■ EXERCISE GOAL
Format the part of the data that opens with the line containing "Text: CH₃: CH₃: [138, 230, 156, 240]" and closes with the line containing "Itemize the components" as a numbered list, including both of those lines and leaving out any blank lines.
** START OF PROVIDED ENTRIES **
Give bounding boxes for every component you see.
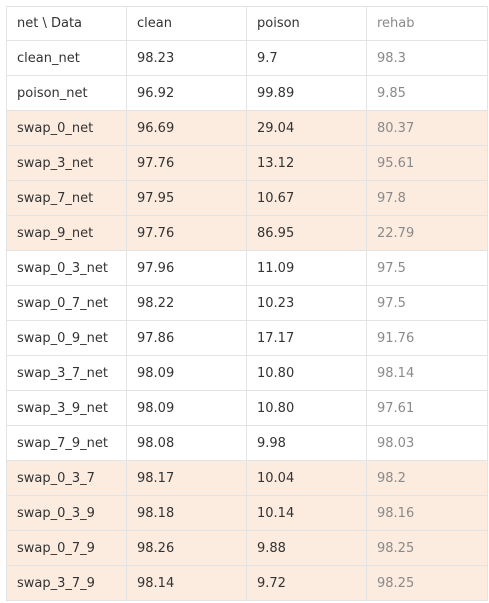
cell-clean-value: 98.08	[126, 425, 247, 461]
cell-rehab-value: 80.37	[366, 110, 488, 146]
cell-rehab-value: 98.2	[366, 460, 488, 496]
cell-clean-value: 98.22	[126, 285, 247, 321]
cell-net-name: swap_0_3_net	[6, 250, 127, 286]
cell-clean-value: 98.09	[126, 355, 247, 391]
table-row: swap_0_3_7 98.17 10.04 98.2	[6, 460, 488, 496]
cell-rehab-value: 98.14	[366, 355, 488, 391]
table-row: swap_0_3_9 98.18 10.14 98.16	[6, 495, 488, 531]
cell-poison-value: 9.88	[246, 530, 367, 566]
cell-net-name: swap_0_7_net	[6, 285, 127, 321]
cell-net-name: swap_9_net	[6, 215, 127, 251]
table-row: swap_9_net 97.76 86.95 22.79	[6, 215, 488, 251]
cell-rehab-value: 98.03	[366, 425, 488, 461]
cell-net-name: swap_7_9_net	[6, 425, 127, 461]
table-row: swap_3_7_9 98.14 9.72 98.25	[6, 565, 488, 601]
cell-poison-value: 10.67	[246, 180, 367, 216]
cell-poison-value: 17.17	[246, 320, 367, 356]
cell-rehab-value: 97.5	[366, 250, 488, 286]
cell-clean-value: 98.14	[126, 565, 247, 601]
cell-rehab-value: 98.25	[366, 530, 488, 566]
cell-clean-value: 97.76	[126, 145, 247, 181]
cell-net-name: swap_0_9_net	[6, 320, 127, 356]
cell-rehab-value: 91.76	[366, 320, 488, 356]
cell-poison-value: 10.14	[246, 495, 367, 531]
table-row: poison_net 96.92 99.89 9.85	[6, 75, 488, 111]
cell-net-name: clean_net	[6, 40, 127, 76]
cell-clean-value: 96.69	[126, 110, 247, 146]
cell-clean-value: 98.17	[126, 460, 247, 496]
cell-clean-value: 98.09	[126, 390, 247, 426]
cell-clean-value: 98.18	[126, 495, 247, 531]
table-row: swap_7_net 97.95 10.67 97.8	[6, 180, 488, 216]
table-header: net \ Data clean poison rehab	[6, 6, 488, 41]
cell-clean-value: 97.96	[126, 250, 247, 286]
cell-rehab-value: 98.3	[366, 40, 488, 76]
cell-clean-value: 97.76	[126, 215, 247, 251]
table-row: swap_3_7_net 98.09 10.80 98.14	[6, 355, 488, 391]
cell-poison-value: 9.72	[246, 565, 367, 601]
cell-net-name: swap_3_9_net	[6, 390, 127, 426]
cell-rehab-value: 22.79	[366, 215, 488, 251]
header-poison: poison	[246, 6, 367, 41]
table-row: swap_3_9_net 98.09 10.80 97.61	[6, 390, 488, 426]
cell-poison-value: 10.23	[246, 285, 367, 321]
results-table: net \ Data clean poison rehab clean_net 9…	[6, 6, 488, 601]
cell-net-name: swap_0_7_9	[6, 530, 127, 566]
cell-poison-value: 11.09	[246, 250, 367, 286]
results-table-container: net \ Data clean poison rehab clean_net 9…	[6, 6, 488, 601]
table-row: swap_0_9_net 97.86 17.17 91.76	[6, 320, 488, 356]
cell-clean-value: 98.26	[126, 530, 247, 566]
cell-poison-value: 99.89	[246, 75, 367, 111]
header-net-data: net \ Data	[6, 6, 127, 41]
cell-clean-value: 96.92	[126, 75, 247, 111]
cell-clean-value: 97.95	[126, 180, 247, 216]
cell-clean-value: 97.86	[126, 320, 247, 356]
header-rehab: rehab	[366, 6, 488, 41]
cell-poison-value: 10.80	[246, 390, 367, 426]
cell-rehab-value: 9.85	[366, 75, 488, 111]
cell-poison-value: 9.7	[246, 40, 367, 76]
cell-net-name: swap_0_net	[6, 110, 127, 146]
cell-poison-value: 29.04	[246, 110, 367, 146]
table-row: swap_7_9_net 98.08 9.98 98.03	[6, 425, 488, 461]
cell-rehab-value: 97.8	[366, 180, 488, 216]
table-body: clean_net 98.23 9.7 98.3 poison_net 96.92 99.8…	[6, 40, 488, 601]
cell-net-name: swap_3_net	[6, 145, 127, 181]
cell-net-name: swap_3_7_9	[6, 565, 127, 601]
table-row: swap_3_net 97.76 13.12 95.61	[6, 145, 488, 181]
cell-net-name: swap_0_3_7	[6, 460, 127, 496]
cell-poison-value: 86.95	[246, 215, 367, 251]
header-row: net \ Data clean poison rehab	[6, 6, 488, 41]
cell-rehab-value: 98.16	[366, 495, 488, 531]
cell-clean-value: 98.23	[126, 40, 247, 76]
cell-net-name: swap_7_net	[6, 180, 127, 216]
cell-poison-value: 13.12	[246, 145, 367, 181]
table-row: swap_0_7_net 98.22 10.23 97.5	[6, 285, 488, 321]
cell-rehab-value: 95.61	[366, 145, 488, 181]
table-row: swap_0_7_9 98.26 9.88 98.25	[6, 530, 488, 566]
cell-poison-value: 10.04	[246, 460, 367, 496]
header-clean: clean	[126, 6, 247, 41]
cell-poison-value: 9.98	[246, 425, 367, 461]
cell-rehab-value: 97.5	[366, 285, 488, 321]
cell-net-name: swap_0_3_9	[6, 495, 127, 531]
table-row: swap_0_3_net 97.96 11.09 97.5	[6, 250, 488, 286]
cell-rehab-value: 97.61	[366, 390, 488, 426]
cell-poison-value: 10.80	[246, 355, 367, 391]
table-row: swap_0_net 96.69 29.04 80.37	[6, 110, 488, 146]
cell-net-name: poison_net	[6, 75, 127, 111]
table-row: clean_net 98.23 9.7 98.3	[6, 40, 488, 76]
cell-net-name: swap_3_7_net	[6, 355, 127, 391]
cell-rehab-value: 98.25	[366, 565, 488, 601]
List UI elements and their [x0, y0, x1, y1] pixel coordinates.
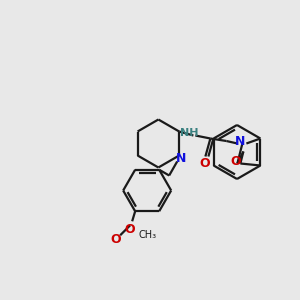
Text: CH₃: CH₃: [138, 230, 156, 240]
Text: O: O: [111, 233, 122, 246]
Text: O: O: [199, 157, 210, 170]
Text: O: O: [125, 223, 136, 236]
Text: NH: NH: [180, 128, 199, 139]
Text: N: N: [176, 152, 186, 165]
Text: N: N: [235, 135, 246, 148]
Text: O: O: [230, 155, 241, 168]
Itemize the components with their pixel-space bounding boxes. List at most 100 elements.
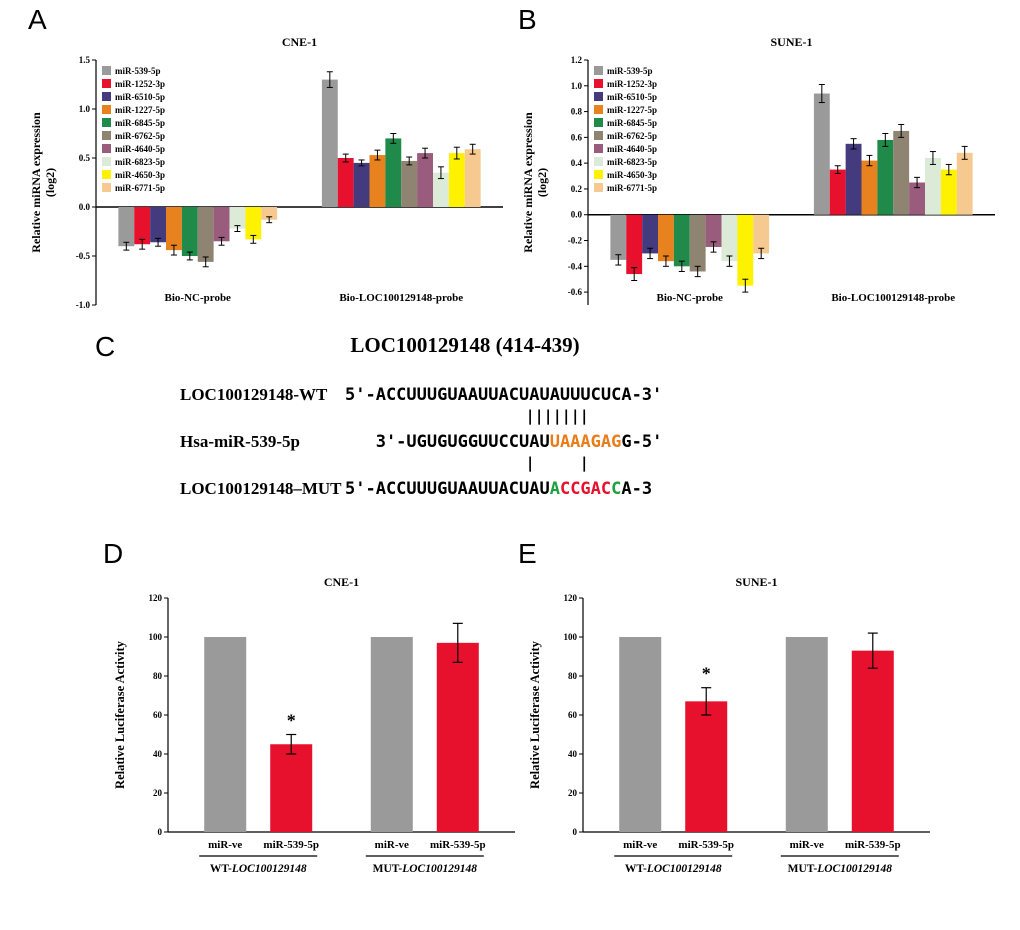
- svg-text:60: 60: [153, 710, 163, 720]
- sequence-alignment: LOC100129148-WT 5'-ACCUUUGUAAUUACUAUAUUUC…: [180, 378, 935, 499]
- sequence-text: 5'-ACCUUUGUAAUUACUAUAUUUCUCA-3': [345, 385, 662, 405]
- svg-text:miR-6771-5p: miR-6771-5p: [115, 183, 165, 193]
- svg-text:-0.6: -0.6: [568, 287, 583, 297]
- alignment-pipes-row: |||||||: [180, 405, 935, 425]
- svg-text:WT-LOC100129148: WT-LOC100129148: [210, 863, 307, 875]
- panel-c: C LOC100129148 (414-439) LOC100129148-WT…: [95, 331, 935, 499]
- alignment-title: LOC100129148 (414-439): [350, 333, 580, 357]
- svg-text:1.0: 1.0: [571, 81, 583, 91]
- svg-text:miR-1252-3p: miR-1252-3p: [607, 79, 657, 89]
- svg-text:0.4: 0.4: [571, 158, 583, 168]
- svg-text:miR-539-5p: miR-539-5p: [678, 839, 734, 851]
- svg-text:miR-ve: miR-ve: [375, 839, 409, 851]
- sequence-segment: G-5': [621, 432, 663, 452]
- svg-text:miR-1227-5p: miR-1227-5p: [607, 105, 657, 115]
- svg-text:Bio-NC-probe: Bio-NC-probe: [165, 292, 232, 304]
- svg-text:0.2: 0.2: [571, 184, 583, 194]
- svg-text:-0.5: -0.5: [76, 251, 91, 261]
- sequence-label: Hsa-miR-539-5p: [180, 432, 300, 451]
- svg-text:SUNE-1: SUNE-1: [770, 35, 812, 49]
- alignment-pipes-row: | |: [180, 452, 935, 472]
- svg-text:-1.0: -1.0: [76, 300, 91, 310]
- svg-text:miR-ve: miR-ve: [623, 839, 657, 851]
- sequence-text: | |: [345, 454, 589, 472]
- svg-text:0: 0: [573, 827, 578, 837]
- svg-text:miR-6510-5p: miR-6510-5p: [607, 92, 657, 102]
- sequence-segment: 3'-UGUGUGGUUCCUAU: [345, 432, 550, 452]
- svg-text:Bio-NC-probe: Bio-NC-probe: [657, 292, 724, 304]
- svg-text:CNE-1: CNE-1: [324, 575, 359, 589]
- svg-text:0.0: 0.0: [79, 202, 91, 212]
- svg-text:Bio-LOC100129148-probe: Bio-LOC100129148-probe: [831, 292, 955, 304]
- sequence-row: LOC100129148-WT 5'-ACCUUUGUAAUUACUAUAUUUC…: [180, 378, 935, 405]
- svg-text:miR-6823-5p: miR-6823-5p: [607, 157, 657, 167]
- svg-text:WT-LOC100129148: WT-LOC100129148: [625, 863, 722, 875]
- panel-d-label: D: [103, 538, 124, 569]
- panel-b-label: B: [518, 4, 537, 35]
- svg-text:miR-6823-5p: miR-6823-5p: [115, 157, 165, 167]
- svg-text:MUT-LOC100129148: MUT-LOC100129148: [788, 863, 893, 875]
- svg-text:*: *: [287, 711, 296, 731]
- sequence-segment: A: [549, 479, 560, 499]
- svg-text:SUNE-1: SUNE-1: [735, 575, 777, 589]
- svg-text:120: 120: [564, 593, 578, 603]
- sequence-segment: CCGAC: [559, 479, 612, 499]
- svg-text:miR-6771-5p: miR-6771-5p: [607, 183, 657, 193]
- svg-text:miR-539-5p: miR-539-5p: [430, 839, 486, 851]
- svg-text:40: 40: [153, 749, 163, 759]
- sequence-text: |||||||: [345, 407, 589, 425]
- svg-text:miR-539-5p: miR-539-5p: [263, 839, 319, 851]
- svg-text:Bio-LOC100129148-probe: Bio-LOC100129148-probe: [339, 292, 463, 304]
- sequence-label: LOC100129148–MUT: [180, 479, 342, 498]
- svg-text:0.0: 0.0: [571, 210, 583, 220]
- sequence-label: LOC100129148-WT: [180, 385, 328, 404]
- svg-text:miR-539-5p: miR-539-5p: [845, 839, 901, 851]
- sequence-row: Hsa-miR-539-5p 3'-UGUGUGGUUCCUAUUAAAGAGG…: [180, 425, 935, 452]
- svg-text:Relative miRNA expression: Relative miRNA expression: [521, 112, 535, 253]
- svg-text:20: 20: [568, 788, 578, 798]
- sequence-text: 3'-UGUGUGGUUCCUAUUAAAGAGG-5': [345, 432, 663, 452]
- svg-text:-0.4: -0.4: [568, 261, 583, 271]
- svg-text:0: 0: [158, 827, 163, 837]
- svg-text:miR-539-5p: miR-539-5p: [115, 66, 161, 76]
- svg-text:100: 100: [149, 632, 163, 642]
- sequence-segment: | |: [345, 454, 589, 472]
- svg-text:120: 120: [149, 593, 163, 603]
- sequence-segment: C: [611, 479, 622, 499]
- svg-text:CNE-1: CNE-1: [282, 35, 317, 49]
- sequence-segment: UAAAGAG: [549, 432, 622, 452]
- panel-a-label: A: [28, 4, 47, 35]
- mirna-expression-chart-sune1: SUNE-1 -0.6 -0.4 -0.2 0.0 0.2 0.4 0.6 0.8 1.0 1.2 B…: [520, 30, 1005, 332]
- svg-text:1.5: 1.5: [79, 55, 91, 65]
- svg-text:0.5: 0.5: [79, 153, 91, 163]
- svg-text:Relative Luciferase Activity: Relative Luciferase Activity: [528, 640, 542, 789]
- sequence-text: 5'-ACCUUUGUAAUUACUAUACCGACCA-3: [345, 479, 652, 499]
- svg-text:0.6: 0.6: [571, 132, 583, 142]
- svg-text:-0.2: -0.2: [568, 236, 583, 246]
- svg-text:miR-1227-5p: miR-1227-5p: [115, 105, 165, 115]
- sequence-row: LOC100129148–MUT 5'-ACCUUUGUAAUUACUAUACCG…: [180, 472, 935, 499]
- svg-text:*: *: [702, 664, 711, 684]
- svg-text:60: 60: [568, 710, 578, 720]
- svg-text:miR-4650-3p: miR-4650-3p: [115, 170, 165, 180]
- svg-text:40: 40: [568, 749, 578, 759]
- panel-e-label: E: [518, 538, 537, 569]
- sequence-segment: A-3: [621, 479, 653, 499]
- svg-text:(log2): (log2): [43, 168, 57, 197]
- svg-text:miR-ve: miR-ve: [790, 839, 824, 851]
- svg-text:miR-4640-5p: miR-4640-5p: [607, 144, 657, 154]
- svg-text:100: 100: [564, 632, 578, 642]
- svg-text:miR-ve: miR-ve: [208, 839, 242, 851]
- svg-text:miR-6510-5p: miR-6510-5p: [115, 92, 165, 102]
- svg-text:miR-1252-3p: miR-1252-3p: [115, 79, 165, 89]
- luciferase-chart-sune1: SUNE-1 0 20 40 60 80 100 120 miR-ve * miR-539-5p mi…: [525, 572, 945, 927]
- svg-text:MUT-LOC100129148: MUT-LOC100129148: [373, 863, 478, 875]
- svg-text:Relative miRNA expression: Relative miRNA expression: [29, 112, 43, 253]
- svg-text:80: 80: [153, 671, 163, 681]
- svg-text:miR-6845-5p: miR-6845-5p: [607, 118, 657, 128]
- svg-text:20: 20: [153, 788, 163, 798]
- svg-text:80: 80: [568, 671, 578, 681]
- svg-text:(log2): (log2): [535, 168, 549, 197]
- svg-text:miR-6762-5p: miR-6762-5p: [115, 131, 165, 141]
** END OF PROVIDED ENTRIES **
■ OUTPUT FOR THIS EXERCISE
1. Text: CH₃: CH₃: [138, 230, 156, 240]
2. Text: O: O: [111, 233, 122, 246]
3. Text: O: O: [199, 157, 210, 170]
4. Text: O: O: [125, 223, 136, 236]
5. Text: NH: NH: [180, 128, 199, 139]
6. Text: N: N: [176, 152, 186, 165]
7. Text: N: N: [235, 135, 246, 148]
8. Text: O: O: [230, 155, 241, 168]
9. Itemize the components with their pixel-space bounding boxes. List at most 100 elements.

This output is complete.